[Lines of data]
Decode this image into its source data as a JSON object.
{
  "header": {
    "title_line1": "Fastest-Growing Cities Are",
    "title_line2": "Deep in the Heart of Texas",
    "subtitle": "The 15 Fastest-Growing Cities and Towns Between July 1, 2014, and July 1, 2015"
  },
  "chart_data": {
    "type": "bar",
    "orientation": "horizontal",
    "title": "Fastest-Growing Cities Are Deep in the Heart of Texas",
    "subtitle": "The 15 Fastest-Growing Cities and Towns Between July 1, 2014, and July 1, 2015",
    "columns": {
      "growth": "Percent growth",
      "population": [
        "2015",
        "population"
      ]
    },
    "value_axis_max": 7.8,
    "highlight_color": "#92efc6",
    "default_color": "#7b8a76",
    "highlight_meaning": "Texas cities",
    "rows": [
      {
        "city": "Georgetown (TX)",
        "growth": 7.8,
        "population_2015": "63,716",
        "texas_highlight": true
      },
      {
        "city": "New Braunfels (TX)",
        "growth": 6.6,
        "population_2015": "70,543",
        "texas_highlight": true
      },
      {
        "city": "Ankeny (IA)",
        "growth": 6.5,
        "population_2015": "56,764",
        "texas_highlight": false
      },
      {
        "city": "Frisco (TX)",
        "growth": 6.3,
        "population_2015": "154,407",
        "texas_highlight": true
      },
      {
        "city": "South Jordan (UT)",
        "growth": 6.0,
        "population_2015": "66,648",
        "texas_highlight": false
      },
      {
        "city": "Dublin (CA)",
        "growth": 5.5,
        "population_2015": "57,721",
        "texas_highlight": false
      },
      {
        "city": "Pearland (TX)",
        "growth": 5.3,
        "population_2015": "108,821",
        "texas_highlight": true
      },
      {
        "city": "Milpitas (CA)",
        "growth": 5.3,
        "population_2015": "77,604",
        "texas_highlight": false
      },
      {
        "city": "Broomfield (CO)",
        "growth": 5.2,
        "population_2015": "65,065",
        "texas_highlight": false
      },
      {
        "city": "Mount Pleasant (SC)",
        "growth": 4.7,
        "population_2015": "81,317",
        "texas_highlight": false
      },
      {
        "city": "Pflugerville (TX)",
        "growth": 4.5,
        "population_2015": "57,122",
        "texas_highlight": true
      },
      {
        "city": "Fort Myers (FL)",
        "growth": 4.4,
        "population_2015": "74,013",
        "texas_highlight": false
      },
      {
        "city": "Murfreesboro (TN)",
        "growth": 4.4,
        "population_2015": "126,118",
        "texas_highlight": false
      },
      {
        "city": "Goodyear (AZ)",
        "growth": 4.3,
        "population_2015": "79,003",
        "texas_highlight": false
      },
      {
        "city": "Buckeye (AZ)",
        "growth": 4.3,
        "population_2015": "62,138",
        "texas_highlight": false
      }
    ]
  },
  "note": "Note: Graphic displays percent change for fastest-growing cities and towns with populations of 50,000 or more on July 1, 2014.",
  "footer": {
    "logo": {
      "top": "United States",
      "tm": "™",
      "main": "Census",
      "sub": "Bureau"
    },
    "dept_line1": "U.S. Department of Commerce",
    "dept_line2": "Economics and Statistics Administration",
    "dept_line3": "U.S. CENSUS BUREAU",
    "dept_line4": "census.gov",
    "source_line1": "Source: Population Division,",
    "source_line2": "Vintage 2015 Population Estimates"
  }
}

WHAT IS NEEDED: Output all of the data again. Match it exactly.

RESPONSE TO THE EXERCISE:
Decode this image into its source data as a JSON object.
{
  "header": {
    "title_line1": "Fastest-Growing Cities Are",
    "title_line2": "Deep in the Heart of Texas",
    "subtitle": "The 15 Fastest-Growing Cities and Towns Between July 1, 2014, and July 1, 2015"
  },
  "chart_data": {
    "type": "bar",
    "orientation": "horizontal",
    "title": "Fastest-Growing Cities Are Deep in the Heart of Texas",
    "subtitle": "The 15 Fastest-Growing Cities and Towns Between July 1, 2014, and July 1, 2015",
    "columns": {
      "growth": "Percent growth",
      "population": [
        "2015",
        "population"
      ]
    },
    "value_axis_max": 7.8,
    "highlight_color": "#92efc6",
    "default_color": "#7b8a76",
    "highlight_meaning": "Texas cities",
    "rows": [
      {
        "city": "Georgetown (TX)",
        "growth": 7.8,
        "population_2015": "63,716",
        "texas_highlight": true
      },
      {
        "city": "New Braunfels (TX)",
        "growth": 6.6,
        "population_2015": "70,543",
        "texas_highlight": true
      },
      {
        "city": "Ankeny (IA)",
        "growth": 6.5,
        "population_2015": "56,764",
        "texas_highlight": false
      },
      {
        "city": "Frisco (TX)",
        "growth": 6.3,
        "population_2015": "154,407",
        "texas_highlight": true
      },
      {
        "city": "South Jordan (UT)",
        "growth": 6.0,
        "population_2015": "66,648",
        "texas_highlight": false
      },
      {
        "city": "Dublin (CA)",
        "growth": 5.5,
        "population_2015": "57,721",
        "texas_highlight": false
      },
      {
        "city": "Pearland (TX)",
        "growth": 5.3,
        "population_2015": "108,821",
        "texas_highlight": true
      },
      {
        "city": "Milpitas (CA)",
        "growth": 5.3,
        "population_2015": "77,604",
        "texas_highlight": false
      },
      {
        "city": "Broomfield (CO)",
        "growth": 5.2,
        "population_2015": "65,065",
        "texas_highlight": false
      },
      {
        "city": "Mount Pleasant (SC)",
        "growth": 4.7,
        "population_2015": "81,317",
        "texas_highlight": false
      },
      {
        "city": "Pflugerville (TX)",
        "growth": 4.5,
        "population_2015": "57,122",
        "texas_highlight": true
      },
      {
        "city": "Fort Myers (FL)",
        "growth": 4.4,
        "population_2015": "74,013",
        "texas_highlight": false
      },
      {
        "city": "Murfreesboro (TN)",
        "growth": 4.4,
        "population_2015": "126,118",
        "texas_highlight": false
      },
      {
        "city": "Goodyear (AZ)",
        "growth": 4.3,
        "population_2015": "79,003",
        "texas_highlight": false
      },
      {
        "city": "Buckeye (AZ)",
        "growth": 4.3,
        "population_2015": "62,138",
        "texas_highlight": false
      }
    ]
  },
  "note": "Note: Graphic displays percent change for fastest-growing cities and towns with populations of 50,000 or more on July 1, 2014.",
  "footer": {
    "logo": {
      "top": "United States",
      "tm": "™",
      "main": "Census",
      "sub": "Bureau"
    },
    "dept_line1": "U.S. Department of Commerce",
    "dept_line2": "Economics and Statistics Administration",
    "dept_line3": "U.S. CENSUS BUREAU",
    "dept_line4": "census.gov",
    "source_line1": "Source: Population Division,",
    "source_line2": "Vintage 2015 Population Estimates"
  }
}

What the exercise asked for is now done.